» **Goal**:
Transcribe everything in the data word for word. Pictures are left out.

--- start of Recorded information ---

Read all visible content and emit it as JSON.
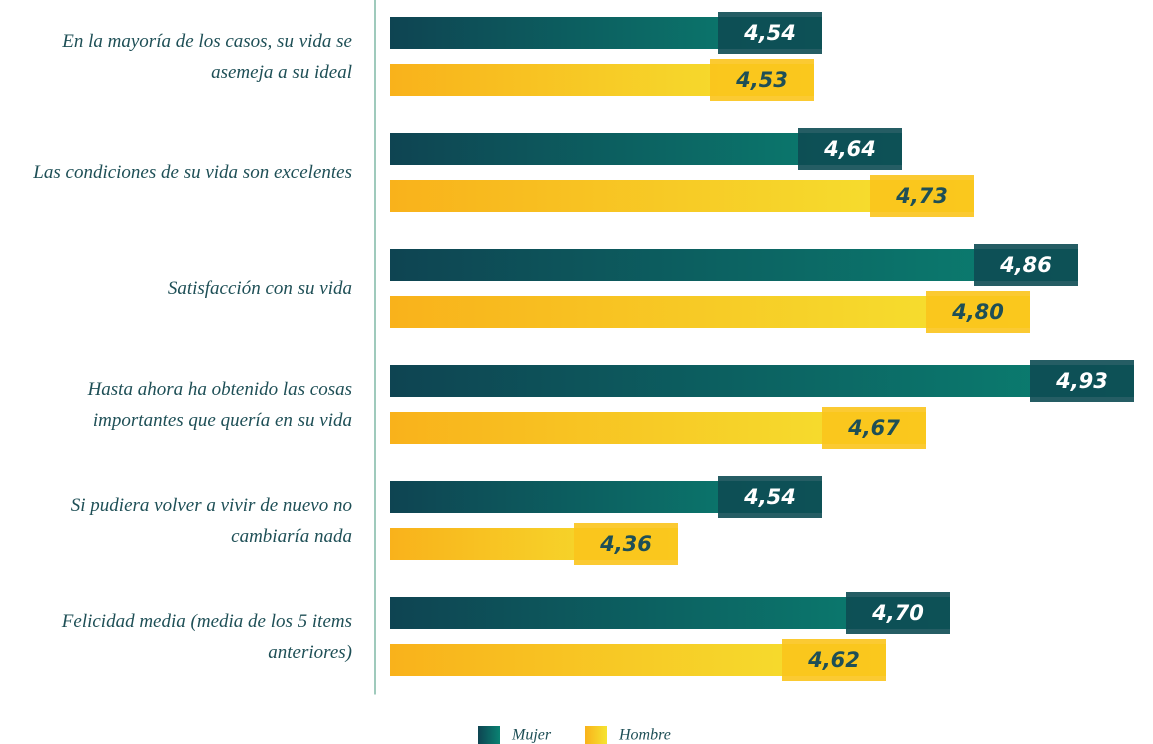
{
  "chart_data": {
    "type": "barh",
    "categories": [
      "En la mayoría de los casos, su vida se asemeja a su ideal",
      "Las condiciones de su vida son excelentes",
      "Satisfacción con su vida",
      "Hasta ahora ha obtenido las cosas importantes que quería en su vida",
      "Si pudiera volver a vivir de nuevo no cambiaría nada",
      "Felicidad media (media de los 5 items anteriores)"
    ],
    "series": [
      {
        "name": "Mujer",
        "color": "#0a6f6a",
        "values": [
          4.54,
          4.64,
          4.86,
          4.93,
          4.54,
          4.7
        ],
        "value_labels": [
          "4,54",
          "4,64",
          "4,86",
          "4,93",
          "4,54",
          "4,70"
        ]
      },
      {
        "name": "Hombre",
        "color": "#f8c620",
        "values": [
          4.53,
          4.73,
          4.8,
          4.67,
          4.36,
          4.62
        ],
        "value_labels": [
          "4,53",
          "4,73",
          "4,80",
          "4,67",
          "4,36",
          "4,62"
        ]
      }
    ],
    "xlim": [
      4,
      4.95
    ]
  }
}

--- end of Recorded information ---

» **Task answer**:
Read all visible content and emit it as JSON.
{
  "chart_data": {
    "type": "barh",
    "categories": [
      "En la mayoría de los casos, su vida se asemeja a su ideal",
      "Las condiciones de su vida son excelentes",
      "Satisfacción con su vida",
      "Hasta ahora ha obtenido las cosas importantes que quería en su vida",
      "Si pudiera volver a vivir de nuevo no cambiaría nada",
      "Felicidad media (media de los 5 items anteriores)"
    ],
    "series": [
      {
        "name": "Mujer",
        "color": "#0a6f6a",
        "values": [
          4.54,
          4.64,
          4.86,
          4.93,
          4.54,
          4.7
        ],
        "value_labels": [
          "4,54",
          "4,64",
          "4,86",
          "4,93",
          "4,54",
          "4,70"
        ]
      },
      {
        "name": "Hombre",
        "color": "#f8c620",
        "values": [
          4.53,
          4.73,
          4.8,
          4.67,
          4.36,
          4.62
        ],
        "value_labels": [
          "4,53",
          "4,73",
          "4,80",
          "4,67",
          "4,36",
          "4,62"
        ]
      }
    ],
    "xlim": [
      4,
      4.95
    ]
  }
}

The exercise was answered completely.